## Supplied records
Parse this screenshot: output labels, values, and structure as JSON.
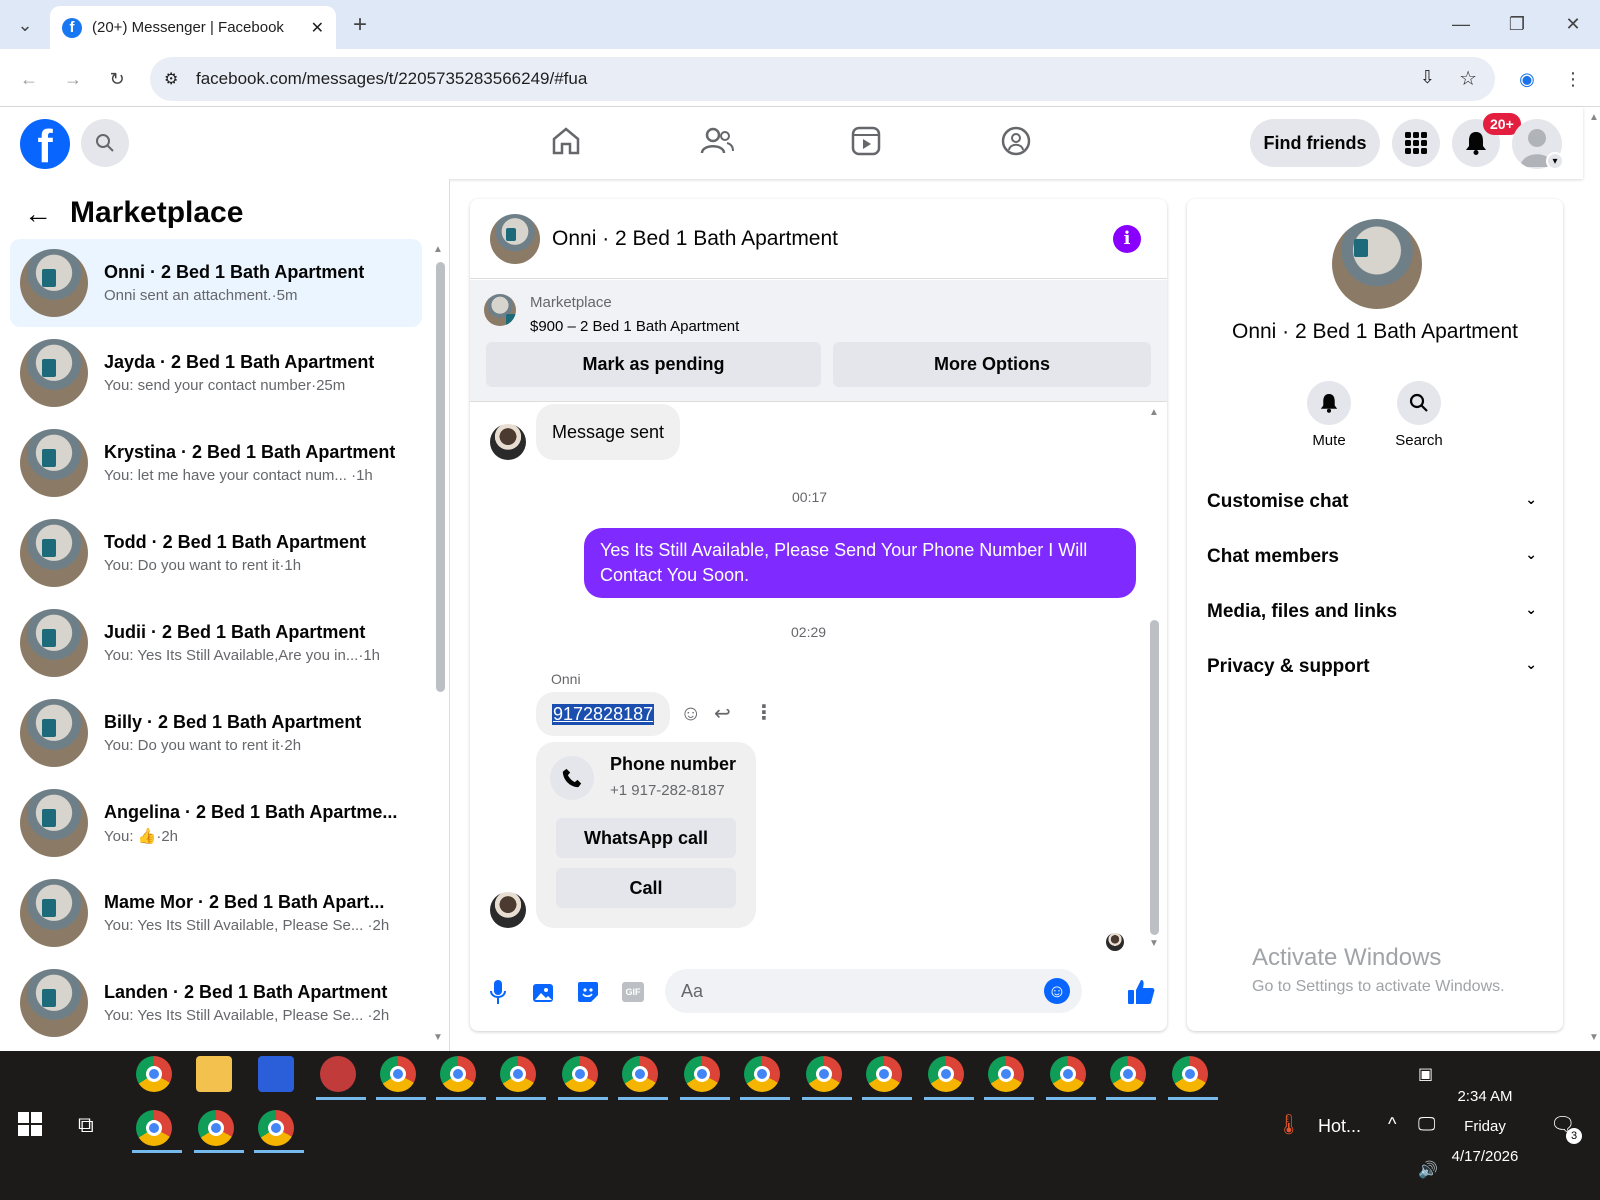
{
  "browser": {
    "tab_title": "(20+) Messenger | Facebook",
    "url": "facebook.com/messages/t/2205735283566249/#fua"
  },
  "fb": {
    "find_friends": "Find friends",
    "notif_badge": "20+"
  },
  "left": {
    "title": "Marketplace",
    "conversations": [
      {
        "name": "Onni · 2 Bed 1 Bath Apartment",
        "sub": "Onni sent an attachment.·5m"
      },
      {
        "name": "Jayda · 2 Bed 1 Bath Apartment",
        "sub": "You: send your contact number·25m"
      },
      {
        "name": "Krystina · 2 Bed 1 Bath Apartment",
        "sub": "You: let me have your contact num... ·1h"
      },
      {
        "name": "Todd · 2 Bed 1 Bath Apartment",
        "sub": "You: Do you want to rent it·1h"
      },
      {
        "name": "Judii · 2 Bed 1 Bath Apartment",
        "sub": "You: Yes Its Still Available,Are you in...·1h"
      },
      {
        "name": "Billy · 2 Bed 1 Bath Apartment",
        "sub": "You: Do you want to rent it·2h"
      },
      {
        "name": "Angelina · 2 Bed 1 Bath Apartme...",
        "sub": "You: 👍·2h"
      },
      {
        "name": "Mame Mor · 2 Bed 1 Bath Apart...",
        "sub": "You: Yes Its Still Available, Please Se... ·2h"
      },
      {
        "name": "Landen · 2 Bed 1 Bath Apartment",
        "sub": "You: Yes Its Still Available, Please Se... ·2h"
      }
    ]
  },
  "chat": {
    "title": "Onni · 2 Bed 1 Bath Apartment",
    "mp_label": "Marketplace",
    "mp_listing": "$900 – 2 Bed 1 Bath Apartment",
    "mark_pending": "Mark as pending",
    "more_options": "More Options",
    "msg_sent": "Message sent",
    "time1": "00:17",
    "outgoing": "Yes Its Still Available, Please Send Your Phone Number I Will Contact You Soon.",
    "time2": "02:29",
    "sender": "Onni",
    "phone_msg": "9172828187",
    "card_title": "Phone number",
    "card_number": "+1 917-282-8187",
    "whatsapp": "WhatsApp call",
    "call": "Call",
    "composer_placeholder": "Aa",
    "gif": "GIF"
  },
  "right": {
    "name": "Onni · 2 Bed 1 Bath Apartment",
    "mute": "Mute",
    "search": "Search",
    "sections": [
      "Customise chat",
      "Chat members",
      "Media, files and links",
      "Privacy & support"
    ],
    "watermark_title": "Activate Windows",
    "watermark_sub": "Go to Settings to activate Windows."
  },
  "taskbar": {
    "weather": "Hot...",
    "time": "2:34 AM",
    "day": "Friday",
    "date": "4/17/2026",
    "notif_count": "3"
  }
}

## Stated problem
Print the entries above exactly, taking out only the pictures.

## Solution for this task
Parse this screenshot: output labels, values, and structure as JSON.
{
  "browser": {
    "tab_title": "(20+) Messenger | Facebook",
    "url": "facebook.com/messages/t/2205735283566249/#fua"
  },
  "fb": {
    "find_friends": "Find friends",
    "notif_badge": "20+"
  },
  "left": {
    "title": "Marketplace",
    "conversations": [
      {
        "name": "Onni · 2 Bed 1 Bath Apartment",
        "sub": "Onni sent an attachment.·5m"
      },
      {
        "name": "Jayda · 2 Bed 1 Bath Apartment",
        "sub": "You: send your contact number·25m"
      },
      {
        "name": "Krystina · 2 Bed 1 Bath Apartment",
        "sub": "You: let me have your contact num... ·1h"
      },
      {
        "name": "Todd · 2 Bed 1 Bath Apartment",
        "sub": "You: Do you want to rent it·1h"
      },
      {
        "name": "Judii · 2 Bed 1 Bath Apartment",
        "sub": "You: Yes Its Still Available,Are you in...·1h"
      },
      {
        "name": "Billy · 2 Bed 1 Bath Apartment",
        "sub": "You: Do you want to rent it·2h"
      },
      {
        "name": "Angelina · 2 Bed 1 Bath Apartme...",
        "sub": "You: 👍·2h"
      },
      {
        "name": "Mame Mor · 2 Bed 1 Bath Apart...",
        "sub": "You: Yes Its Still Available, Please Se... ·2h"
      },
      {
        "name": "Landen · 2 Bed 1 Bath Apartment",
        "sub": "You: Yes Its Still Available, Please Se... ·2h"
      }
    ]
  },
  "chat": {
    "title": "Onni · 2 Bed 1 Bath Apartment",
    "mp_label": "Marketplace",
    "mp_listing": "$900 – 2 Bed 1 Bath Apartment",
    "mark_pending": "Mark as pending",
    "more_options": "More Options",
    "msg_sent": "Message sent",
    "time1": "00:17",
    "outgoing": "Yes Its Still Available, Please Send Your Phone Number I Will Contact You Soon.",
    "time2": "02:29",
    "sender": "Onni",
    "phone_msg": "9172828187",
    "card_title": "Phone number",
    "card_number": "+1 917-282-8187",
    "whatsapp": "WhatsApp call",
    "call": "Call",
    "composer_placeholder": "Aa",
    "gif": "GIF"
  },
  "right": {
    "name": "Onni · 2 Bed 1 Bath Apartment",
    "mute": "Mute",
    "search": "Search",
    "sections": [
      "Customise chat",
      "Chat members",
      "Media, files and links",
      "Privacy & support"
    ],
    "watermark_title": "Activate Windows",
    "watermark_sub": "Go to Settings to activate Windows."
  },
  "taskbar": {
    "weather": "Hot...",
    "time": "2:34 AM",
    "day": "Friday",
    "date": "4/17/2026",
    "notif_count": "3"
  }
}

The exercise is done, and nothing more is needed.